(Rows from a layout dataset)
= = = = =

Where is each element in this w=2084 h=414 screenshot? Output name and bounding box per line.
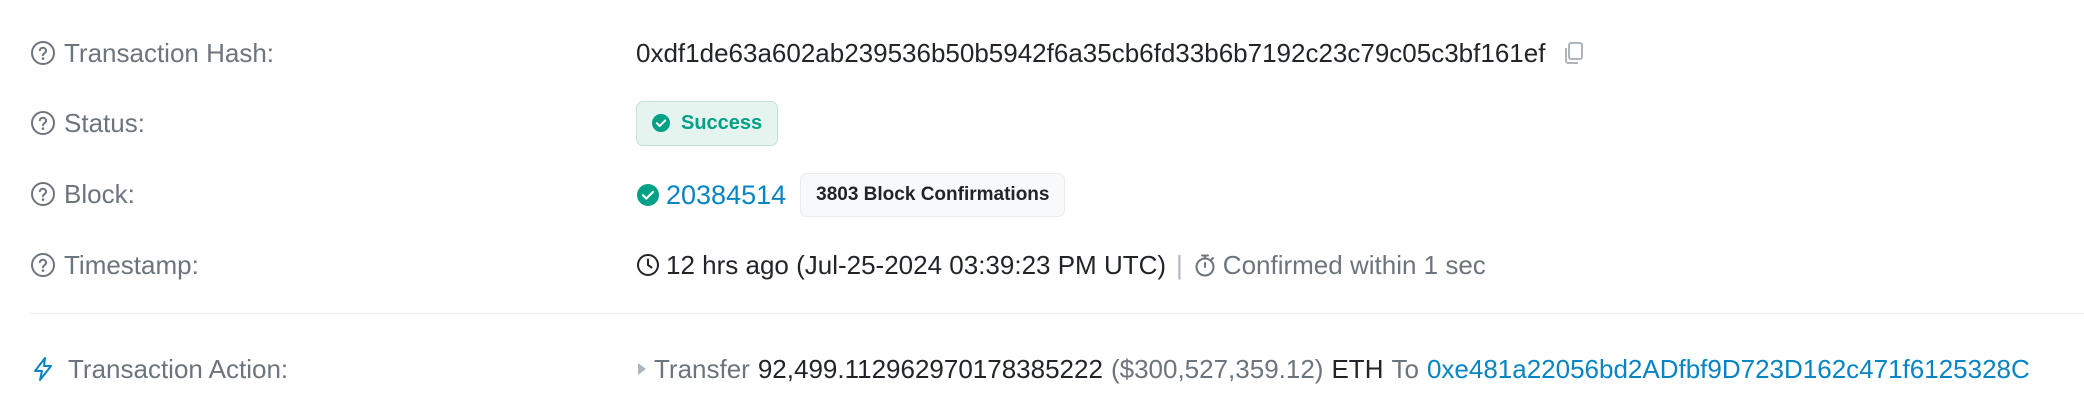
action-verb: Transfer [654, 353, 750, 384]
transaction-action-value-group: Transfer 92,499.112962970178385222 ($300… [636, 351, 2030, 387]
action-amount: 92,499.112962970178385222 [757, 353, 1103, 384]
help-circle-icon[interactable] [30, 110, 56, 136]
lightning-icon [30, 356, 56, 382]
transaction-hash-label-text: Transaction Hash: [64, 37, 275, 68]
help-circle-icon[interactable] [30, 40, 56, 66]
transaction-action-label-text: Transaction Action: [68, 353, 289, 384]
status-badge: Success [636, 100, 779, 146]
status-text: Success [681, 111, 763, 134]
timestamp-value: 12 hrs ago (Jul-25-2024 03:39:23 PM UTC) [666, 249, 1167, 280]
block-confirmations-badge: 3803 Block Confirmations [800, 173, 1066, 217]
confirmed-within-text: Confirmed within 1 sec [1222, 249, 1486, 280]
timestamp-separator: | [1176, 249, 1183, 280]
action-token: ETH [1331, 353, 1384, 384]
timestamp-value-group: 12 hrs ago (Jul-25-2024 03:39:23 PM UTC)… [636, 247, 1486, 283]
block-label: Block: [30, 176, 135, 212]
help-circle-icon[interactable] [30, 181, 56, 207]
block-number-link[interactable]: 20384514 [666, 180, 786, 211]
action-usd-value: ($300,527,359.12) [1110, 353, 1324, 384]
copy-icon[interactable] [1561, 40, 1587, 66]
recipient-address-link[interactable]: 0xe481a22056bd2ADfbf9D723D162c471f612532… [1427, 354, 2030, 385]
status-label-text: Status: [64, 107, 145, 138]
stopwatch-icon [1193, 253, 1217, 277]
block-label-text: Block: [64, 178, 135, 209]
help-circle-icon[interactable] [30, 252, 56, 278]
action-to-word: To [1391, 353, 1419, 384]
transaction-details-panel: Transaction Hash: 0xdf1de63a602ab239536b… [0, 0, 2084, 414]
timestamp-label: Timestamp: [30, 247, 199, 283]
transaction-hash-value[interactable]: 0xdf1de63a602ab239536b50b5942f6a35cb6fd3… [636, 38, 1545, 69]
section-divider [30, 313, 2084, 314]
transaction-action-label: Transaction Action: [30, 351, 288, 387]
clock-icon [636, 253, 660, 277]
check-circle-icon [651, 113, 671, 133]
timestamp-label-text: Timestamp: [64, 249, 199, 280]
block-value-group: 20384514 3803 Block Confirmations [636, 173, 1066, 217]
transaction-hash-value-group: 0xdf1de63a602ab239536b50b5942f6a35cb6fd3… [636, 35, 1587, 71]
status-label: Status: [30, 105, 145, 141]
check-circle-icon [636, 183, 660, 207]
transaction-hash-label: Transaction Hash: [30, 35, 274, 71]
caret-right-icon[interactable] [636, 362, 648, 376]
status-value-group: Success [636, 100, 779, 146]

= = = = =

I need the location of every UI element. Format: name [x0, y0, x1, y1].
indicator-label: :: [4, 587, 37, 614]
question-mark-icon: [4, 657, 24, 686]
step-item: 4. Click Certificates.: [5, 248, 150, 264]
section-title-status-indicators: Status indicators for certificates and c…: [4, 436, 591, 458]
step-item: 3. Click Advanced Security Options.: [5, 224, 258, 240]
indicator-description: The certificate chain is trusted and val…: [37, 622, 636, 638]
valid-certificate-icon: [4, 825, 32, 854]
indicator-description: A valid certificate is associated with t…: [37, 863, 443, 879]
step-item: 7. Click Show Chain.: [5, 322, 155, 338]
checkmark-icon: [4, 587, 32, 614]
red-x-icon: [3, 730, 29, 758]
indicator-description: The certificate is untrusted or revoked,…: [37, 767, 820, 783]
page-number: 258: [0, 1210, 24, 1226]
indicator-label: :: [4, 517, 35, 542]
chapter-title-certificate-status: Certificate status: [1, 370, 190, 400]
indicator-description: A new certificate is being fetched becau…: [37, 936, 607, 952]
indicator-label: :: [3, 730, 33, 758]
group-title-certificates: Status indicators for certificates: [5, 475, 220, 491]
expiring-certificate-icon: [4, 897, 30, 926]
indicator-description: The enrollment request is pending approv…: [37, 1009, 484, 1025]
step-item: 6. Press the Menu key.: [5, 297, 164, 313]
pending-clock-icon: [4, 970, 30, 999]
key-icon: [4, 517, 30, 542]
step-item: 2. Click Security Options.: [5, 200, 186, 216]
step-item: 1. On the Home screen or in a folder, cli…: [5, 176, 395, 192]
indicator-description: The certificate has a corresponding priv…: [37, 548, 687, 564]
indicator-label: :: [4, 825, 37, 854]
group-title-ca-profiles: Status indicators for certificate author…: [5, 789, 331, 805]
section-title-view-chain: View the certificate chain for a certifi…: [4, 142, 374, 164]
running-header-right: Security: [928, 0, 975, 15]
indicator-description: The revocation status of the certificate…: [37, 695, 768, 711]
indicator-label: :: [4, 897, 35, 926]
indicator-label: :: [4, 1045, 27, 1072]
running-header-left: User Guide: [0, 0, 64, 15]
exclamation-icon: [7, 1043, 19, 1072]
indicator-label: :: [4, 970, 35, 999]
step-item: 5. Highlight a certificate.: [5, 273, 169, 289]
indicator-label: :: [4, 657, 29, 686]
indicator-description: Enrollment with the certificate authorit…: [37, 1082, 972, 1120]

= = = = =

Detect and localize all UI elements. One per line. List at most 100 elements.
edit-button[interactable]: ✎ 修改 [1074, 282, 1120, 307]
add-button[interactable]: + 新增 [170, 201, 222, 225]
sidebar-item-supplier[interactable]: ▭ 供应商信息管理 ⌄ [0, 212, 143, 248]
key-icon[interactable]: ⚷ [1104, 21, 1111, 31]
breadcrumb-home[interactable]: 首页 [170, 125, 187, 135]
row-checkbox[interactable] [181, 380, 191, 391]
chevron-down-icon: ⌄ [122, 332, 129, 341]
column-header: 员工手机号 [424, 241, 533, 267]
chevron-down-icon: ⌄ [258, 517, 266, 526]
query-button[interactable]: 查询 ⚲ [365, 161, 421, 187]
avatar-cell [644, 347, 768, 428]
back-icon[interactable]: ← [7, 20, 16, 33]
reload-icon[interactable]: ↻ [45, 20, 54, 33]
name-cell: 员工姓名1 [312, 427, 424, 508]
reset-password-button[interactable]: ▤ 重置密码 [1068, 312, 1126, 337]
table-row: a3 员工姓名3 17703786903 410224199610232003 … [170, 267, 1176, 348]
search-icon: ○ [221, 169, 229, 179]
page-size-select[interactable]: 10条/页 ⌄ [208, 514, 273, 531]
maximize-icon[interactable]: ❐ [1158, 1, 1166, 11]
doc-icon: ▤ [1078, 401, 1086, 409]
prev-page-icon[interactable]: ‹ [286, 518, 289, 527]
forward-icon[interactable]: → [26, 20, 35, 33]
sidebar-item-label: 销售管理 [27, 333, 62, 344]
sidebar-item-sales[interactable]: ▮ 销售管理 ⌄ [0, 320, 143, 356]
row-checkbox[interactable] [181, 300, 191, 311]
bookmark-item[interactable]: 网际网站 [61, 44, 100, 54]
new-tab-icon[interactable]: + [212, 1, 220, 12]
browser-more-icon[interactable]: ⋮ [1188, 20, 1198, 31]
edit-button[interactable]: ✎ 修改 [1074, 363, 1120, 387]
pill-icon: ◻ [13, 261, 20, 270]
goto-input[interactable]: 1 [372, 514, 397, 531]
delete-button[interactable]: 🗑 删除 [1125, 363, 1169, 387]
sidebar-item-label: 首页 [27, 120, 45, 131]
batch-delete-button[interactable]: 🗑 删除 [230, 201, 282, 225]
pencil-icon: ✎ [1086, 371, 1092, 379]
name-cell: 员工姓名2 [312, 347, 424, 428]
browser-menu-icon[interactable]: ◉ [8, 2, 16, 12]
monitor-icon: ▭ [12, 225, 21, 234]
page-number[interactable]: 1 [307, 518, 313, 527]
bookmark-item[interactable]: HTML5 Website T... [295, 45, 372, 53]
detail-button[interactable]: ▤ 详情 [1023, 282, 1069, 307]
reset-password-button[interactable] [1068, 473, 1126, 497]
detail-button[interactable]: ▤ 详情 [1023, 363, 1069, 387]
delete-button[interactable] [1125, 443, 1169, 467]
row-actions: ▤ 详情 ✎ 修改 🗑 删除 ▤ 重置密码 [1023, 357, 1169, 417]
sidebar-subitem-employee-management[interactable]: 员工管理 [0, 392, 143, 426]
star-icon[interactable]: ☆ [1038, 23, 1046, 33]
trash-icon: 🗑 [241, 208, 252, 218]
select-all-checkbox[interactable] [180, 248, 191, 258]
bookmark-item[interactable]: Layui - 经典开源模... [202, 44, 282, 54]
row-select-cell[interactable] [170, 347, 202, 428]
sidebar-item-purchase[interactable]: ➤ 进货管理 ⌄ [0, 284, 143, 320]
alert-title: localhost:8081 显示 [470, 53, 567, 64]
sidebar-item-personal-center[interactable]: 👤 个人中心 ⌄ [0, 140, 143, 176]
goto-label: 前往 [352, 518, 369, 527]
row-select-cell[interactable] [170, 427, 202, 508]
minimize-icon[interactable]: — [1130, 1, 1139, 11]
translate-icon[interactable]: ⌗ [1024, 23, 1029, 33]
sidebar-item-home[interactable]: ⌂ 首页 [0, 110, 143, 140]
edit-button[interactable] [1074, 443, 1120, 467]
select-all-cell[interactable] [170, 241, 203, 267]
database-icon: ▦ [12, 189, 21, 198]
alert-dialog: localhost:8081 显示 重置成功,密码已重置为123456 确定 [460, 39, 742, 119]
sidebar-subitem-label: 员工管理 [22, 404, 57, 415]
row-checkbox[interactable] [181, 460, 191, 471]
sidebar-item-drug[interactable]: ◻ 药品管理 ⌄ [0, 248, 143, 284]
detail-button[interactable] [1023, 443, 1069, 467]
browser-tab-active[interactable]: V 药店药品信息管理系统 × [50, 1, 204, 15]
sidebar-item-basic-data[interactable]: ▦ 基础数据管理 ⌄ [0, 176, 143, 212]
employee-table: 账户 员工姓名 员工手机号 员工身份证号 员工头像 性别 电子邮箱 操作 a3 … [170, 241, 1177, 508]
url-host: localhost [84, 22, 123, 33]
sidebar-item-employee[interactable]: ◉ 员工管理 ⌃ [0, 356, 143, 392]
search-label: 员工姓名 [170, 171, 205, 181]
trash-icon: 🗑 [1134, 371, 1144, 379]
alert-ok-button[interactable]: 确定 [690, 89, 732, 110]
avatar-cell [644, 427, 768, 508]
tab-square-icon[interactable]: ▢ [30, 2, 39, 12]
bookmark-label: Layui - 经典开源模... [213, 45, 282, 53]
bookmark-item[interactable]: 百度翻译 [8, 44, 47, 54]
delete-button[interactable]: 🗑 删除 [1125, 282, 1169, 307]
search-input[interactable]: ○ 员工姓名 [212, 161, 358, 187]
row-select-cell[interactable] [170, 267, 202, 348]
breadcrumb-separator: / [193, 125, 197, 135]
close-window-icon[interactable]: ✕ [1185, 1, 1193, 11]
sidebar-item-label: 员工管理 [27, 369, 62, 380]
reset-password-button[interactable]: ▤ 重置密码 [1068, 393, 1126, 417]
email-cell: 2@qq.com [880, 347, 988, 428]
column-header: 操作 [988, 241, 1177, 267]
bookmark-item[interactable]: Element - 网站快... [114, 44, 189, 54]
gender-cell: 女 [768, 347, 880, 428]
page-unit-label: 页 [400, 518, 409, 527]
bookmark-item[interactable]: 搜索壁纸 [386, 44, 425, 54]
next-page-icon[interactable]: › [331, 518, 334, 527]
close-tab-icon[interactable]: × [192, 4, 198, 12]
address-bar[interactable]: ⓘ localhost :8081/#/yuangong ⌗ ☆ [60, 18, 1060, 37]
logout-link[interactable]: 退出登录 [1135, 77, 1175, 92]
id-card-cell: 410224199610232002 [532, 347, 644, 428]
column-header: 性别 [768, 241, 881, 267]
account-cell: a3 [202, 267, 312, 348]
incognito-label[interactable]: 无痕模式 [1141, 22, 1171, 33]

= = = = =

▶ **Stated task**: Revise the part that opens with the line containing "Detect and localize" and closes with the line containing "bookmark-item[interactable]: HTML5 Website" by replacing "edit-button" with "modify-button" and changing nothing else. Return only those lines.

▶ **Correct result**:
Detect and localize all UI elements. One per line. List at most 100 elements.
modify-button[interactable]: ✎ 修改 [1074, 282, 1120, 307]
add-button[interactable]: + 新增 [170, 201, 222, 225]
sidebar-item-supplier[interactable]: ▭ 供应商信息管理 ⌄ [0, 212, 143, 248]
key-icon[interactable]: ⚷ [1104, 21, 1111, 31]
breadcrumb-home[interactable]: 首页 [170, 125, 187, 135]
row-checkbox[interactable] [181, 380, 191, 391]
chevron-down-icon: ⌄ [122, 332, 129, 341]
column-header: 员工手机号 [424, 241, 533, 267]
chevron-down-icon: ⌄ [258, 517, 266, 526]
query-button[interactable]: 查询 ⚲ [365, 161, 421, 187]
avatar-cell [644, 347, 768, 428]
back-icon[interactable]: ← [7, 20, 16, 33]
reload-icon[interactable]: ↻ [45, 20, 54, 33]
name-cell: 员工姓名1 [312, 427, 424, 508]
reset-password-button[interactable]: ▤ 重置密码 [1068, 312, 1126, 337]
table-row: a3 员工姓名3 17703786903 410224199610232003 … [170, 267, 1176, 348]
search-icon: ○ [221, 169, 229, 179]
page-size-select[interactable]: 10条/页 ⌄ [208, 514, 273, 531]
maximize-icon[interactable]: ❐ [1158, 1, 1166, 11]
doc-icon: ▤ [1078, 401, 1086, 409]
prev-page-icon[interactable]: ‹ [286, 518, 289, 527]
forward-icon[interactable]: → [26, 20, 35, 33]
sidebar-item-label: 销售管理 [27, 333, 62, 344]
sidebar-item-sales[interactable]: ▮ 销售管理 ⌄ [0, 320, 143, 356]
row-checkbox[interactable] [181, 300, 191, 311]
bookmark-item[interactable]: 网际网站 [61, 44, 100, 54]
new-tab-icon[interactable]: + [212, 1, 220, 12]
browser-more-icon[interactable]: ⋮ [1188, 20, 1198, 31]
modify-button[interactable]: ✎ 修改 [1074, 363, 1120, 387]
pill-icon: ◻ [13, 261, 20, 270]
goto-input[interactable]: 1 [372, 514, 397, 531]
delete-button[interactable]: 🗑 删除 [1125, 363, 1169, 387]
sidebar-item-label: 首页 [27, 120, 45, 131]
batch-delete-button[interactable]: 🗑 删除 [230, 201, 282, 225]
pencil-icon: ✎ [1086, 371, 1092, 379]
name-cell: 员工姓名2 [312, 347, 424, 428]
browser-menu-icon[interactable]: ◉ [8, 2, 16, 12]
monitor-icon: ▭ [12, 225, 21, 234]
page-number[interactable]: 1 [307, 518, 313, 527]
bookmark-item[interactable]: HTML5 Website T... [295, 45, 372, 53]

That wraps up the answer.